- **Short task**
Repeat the data that follows, word for word, without the images.

- **Source data**
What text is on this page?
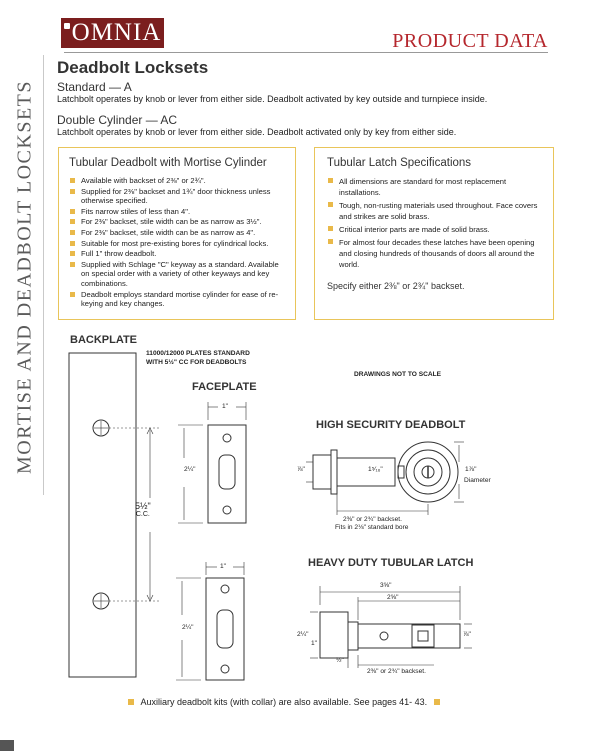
OMNIA	PRODUCT DATA
MORTISE AND DEADBOLT LOCKSETS
Deadbolt Locksets
Standard — A
Latchbolt operates by knob or lever from either side. Deadbolt activated by key outside and turnpiece inside.
Double Cylinder — AC
Latchbolt operates by knob or lever from either side. Deadbolt activated only by key from either side.
Tubular Deadbolt with Mortise Cylinder
Available with backset of 2⅜" or 2¾".
Supplied for 2⅜" backset and 1¾" door thickness unless otherwise specified.
Fits narrow stiles of less than 4".
For 2⅜" backset, stile width can be as narrow as 3½".
For 2⅜" backset, stile width can be as narrow as 4".
Suitable for most pre-existing bores for cylindrical locks.
Full 1" throw deadbolt.
Supplied with Schlage "C" keyway as a standard. Available on special order with a variety of other keyways and key combinations.
Deadbolt employs standard mortise cylinder for ease of re-keying and key changes.
Tubular Latch Specifications
All dimensions are standard for most replacement installations.
Tough, non-rusting materials used throughout. Face covers and strikes are solid brass.
Critical interior parts are made of solid brass.
For almost four decades these latches have been opening and closing hundreds of thousands of doors all around the world.
Specify either 2⅜" or 2¾" backset.
BACKPLATE
11000/12000 PLATES STANDARD
WITH 5½" CC FOR DEADBOLTS
FACEPLATE
DRAWINGS NOT TO SCALE
HIGH SECURITY DEADBOLT
HEAVY DUTY TUBULAR LATCH
5½"
C.C.
1"
1"
2¼"
2¼"
⅞"	1⁵⁄₁₆"	1⅞"
Diameter
2⅜" or 2¾" backset.
Fits in 2⅛" standard bore
3⅝"
2⅝"
2¼"
1"
⅞"
½"
2⅜" or 2¾" backset.
Auxiliary deadbolt kits (with collar) are also available. See pages 41- 43.
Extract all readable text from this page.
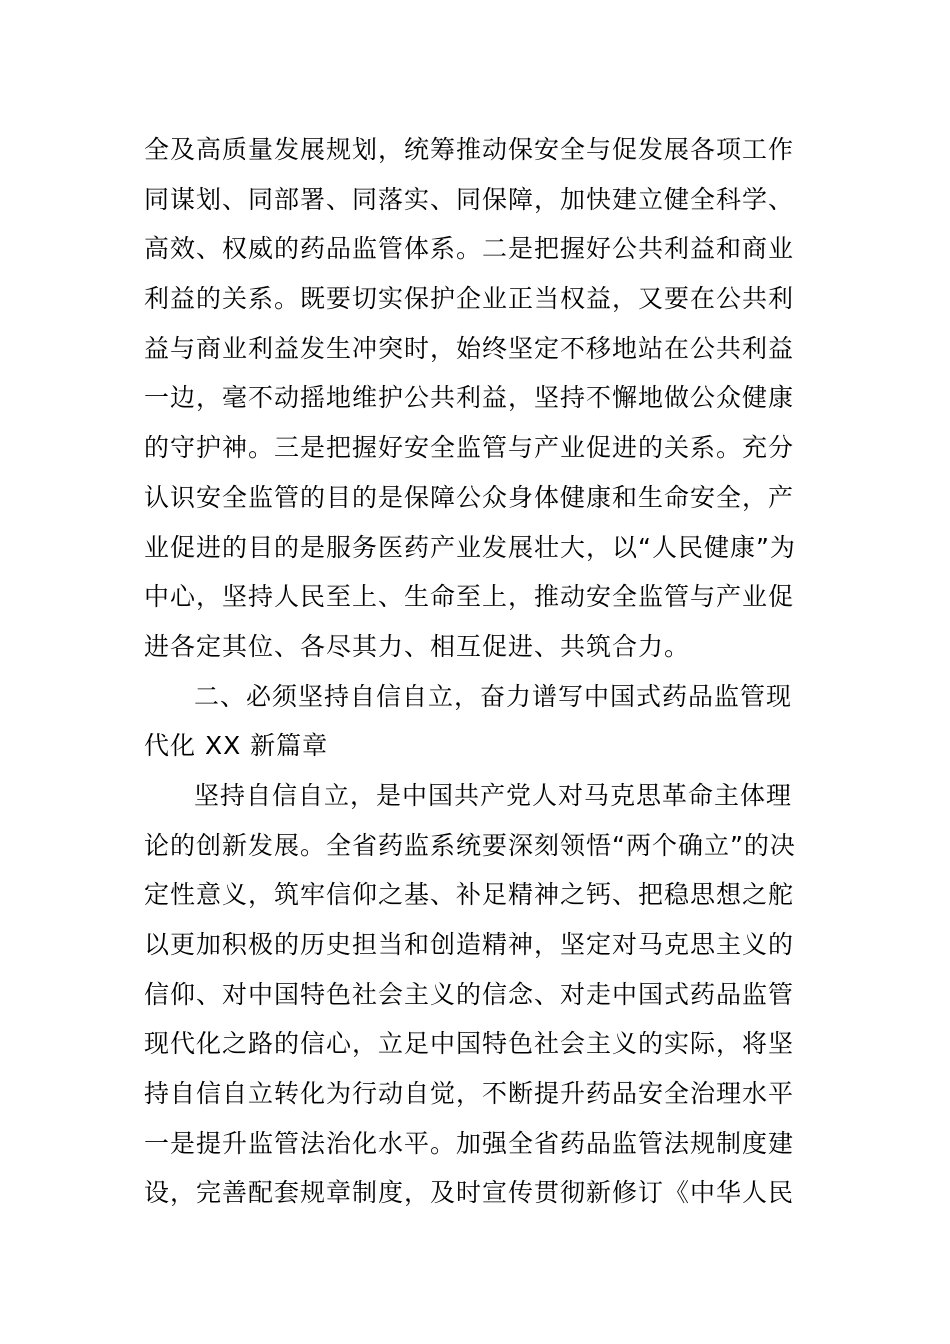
全及高质量发展规划，统筹推动保安全与促发展各项工作
同谋划、同部署、同落实、同保障，加快建立健全科学、
高效、权威的药品监管体系。二是把握好公共利益和商业
利益的关系。既要切实保护企业正当权益，又要在公共利
益与商业利益发生冲突时，始终坚定不移地站在公共利益
一边，毫不动摇地维护公共利益，坚持不懈地做公众健康
的守护神。三是把握好安全监管与产业促进的关系。充分
认识安全监管的目的是保障公众身体健康和生命安全，产
业促进的目的是服务医药产业发展壮大，以“人民健康”为
中心，坚持人民至上、生命至上，推动安全监管与产业促
进各定其位、各尽其力、相互促进、共筑合力。
二、必须坚持自信自立，奋力谱写中国式药品监管现
代化 XX 新篇章
坚持自信自立，是中国共产党人对马克思革命主体理
论的创新发展。全省药监系统要深刻领悟“两个确立”的决
定性意义，筑牢信仰之基、补足精神之钙、把稳思想之舵
以更加积极的历史担当和创造精神，坚定对马克思主义的
信仰、对中国特色社会主义的信念、对走中国式药品监管
现代化之路的信心，立足中国特色社会主义的实际，将坚
持自信自立转化为行动自觉，不断提升药品安全治理水平
一是提升监管法治化水平。加强全省药品监管法规制度建
设，完善配套规章制度，及时宣传贯彻新修订《中华人民
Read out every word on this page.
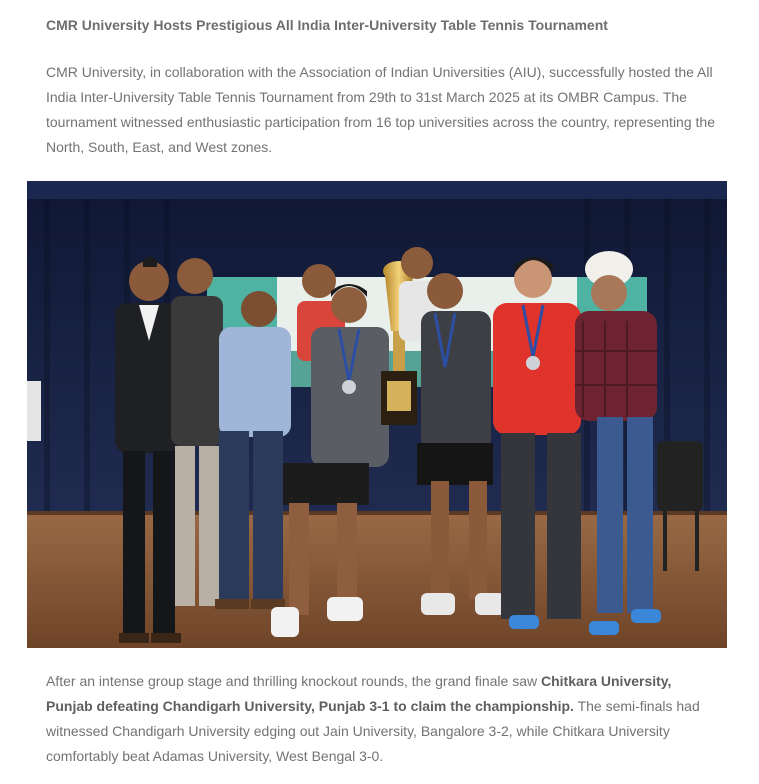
CMR University Hosts Prestigious All India Inter-University Table Tennis Tournament

CMR University, in collaboration with the Association of Indian Universities (AIU), successfully hosted the All India Inter-University Table Tennis Tournament from 29th to 31st March 2025 at its OMBR Campus. The tournament witnessed enthusiastic participation from 16 top universities across the country, representing the North, South, East, and West zones.

After an intense group stage and thrilling knockout rounds, the grand finale saw Chitkara University, Punjab defeating Chandigarh University, Punjab 3-1 to claim the championship. The semi-finals had witnessed Chandigarh University edging out Jain University, Bangalore 3-2, while Chitkara University comfortably beat Adamas University, West Bengal 3-0.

- **Result of the exercise**
What text is on this page?
OMNIA	PRODUCT DATA
MORTISE AND DEADBOLT LOCKSETS
Deadbolt Locksets
Standard — A
Latchbolt operates by knob or lever from either side. Deadbolt activated by key outside and turnpiece inside.
Double Cylinder — AC
Latchbolt operates by knob or lever from either side. Deadbolt activated only by key from either side.
Tubular Deadbolt with Mortise Cylinder
Available with backset of 2⅜" or 2¾".
Supplied for 2⅜" backset and 1¾" door thickness unless otherwise specified.
Fits narrow stiles of less than 4".
For 2⅜" backset, stile width can be as narrow as 3½".
For 2⅜" backset, stile width can be as narrow as 4".
Suitable for most pre-existing bores for cylindrical locks.
Full 1" throw deadbolt.
Supplied with Schlage "C" keyway as a standard. Available on special order with a variety of other keyways and key combinations.
Deadbolt employs standard mortise cylinder for ease of re-keying and key changes.
Tubular Latch Specifications
All dimensions are standard for most replacement installations.
Tough, non-rusting materials used throughout. Face covers and strikes are solid brass.
Critical interior parts are made of solid brass.
For almost four decades these latches have been opening and closing hundreds of thousands of doors all around the world.
Specify either 2⅜" or 2¾" backset.
BACKPLATE
11000/12000 PLATES STANDARD
WITH 5½" CC FOR DEADBOLTS
FACEPLATE
DRAWINGS NOT TO SCALE
HIGH SECURITY DEADBOLT
HEAVY DUTY TUBULAR LATCH
5½"
C.C.
1"
1"
2¼"
2¼"
⅞"	1⁵⁄₁₆"	1⅞"
Diameter
2⅜" or 2¾" backset.
Fits in 2⅛" standard bore
3⅝"
2⅝"
2¼"
1"
⅞"
½"
2⅜" or 2¾" backset.
Auxiliary deadbolt kits (with collar) are also available. See pages 41- 43.
Extract all readable text from this page.
全及高质量发展规划，统筹推动保安全与促发展各项工作
同谋划、同部署、同落实、同保障，加快建立健全科学、
高效、权威的药品监管体系。二是把握好公共利益和商业
利益的关系。既要切实保护企业正当权益，又要在公共利
益与商业利益发生冲突时，始终坚定不移地站在公共利益
一边，毫不动摇地维护公共利益，坚持不懈地做公众健康
的守护神。三是把握好安全监管与产业促进的关系。充分
认识安全监管的目的是保障公众身体健康和生命安全，产
业促进的目的是服务医药产业发展壮大，以“人民健康”为
中心，坚持人民至上、生命至上，推动安全监管与产业促
进各定其位、各尽其力、相互促进、共筑合力。
二、必须坚持自信自立，奋力谱写中国式药品监管现
代化 XX 新篇章
坚持自信自立，是中国共产党人对马克思革命主体理
论的创新发展。全省药监系统要深刻领悟“两个确立”的决
定性意义，筑牢信仰之基、补足精神之钙、把稳思想之舵
以更加积极的历史担当和创造精神，坚定对马克思主义的
信仰、对中国特色社会主义的信念、对走中国式药品监管
现代化之路的信心，立足中国特色社会主义的实际，将坚
持自信自立转化为行动自觉，不断提升药品安全治理水平
一是提升监管法治化水平。加强全省药品监管法规制度建
设，完善配套规章制度，及时宣传贯彻新修订《中华人民
Read out every word on this page.
CMR University Hosts Prestigious All India Inter-University Table Tennis Tournament

CMR University, in collaboration with the Association of Indian Universities (AIU), successfully hosted the All India Inter-University Table Tennis Tournament from 29th to 31st March 2025 at its OMBR Campus. The tournament witnessed enthusiastic participation from 16 top universities across the country, representing the North, South, East, and West zones.

After an intense group stage and thrilling knockout rounds, the grand finale saw Chitkara University, Punjab defeating Chandigarh University, Punjab 3-1 to claim the championship. The semi-finals had witnessed Chandigarh University edging out Jain University, Bangalore 3-2, while Chitkara University comfortably beat Adamas University, West Bengal 3-0.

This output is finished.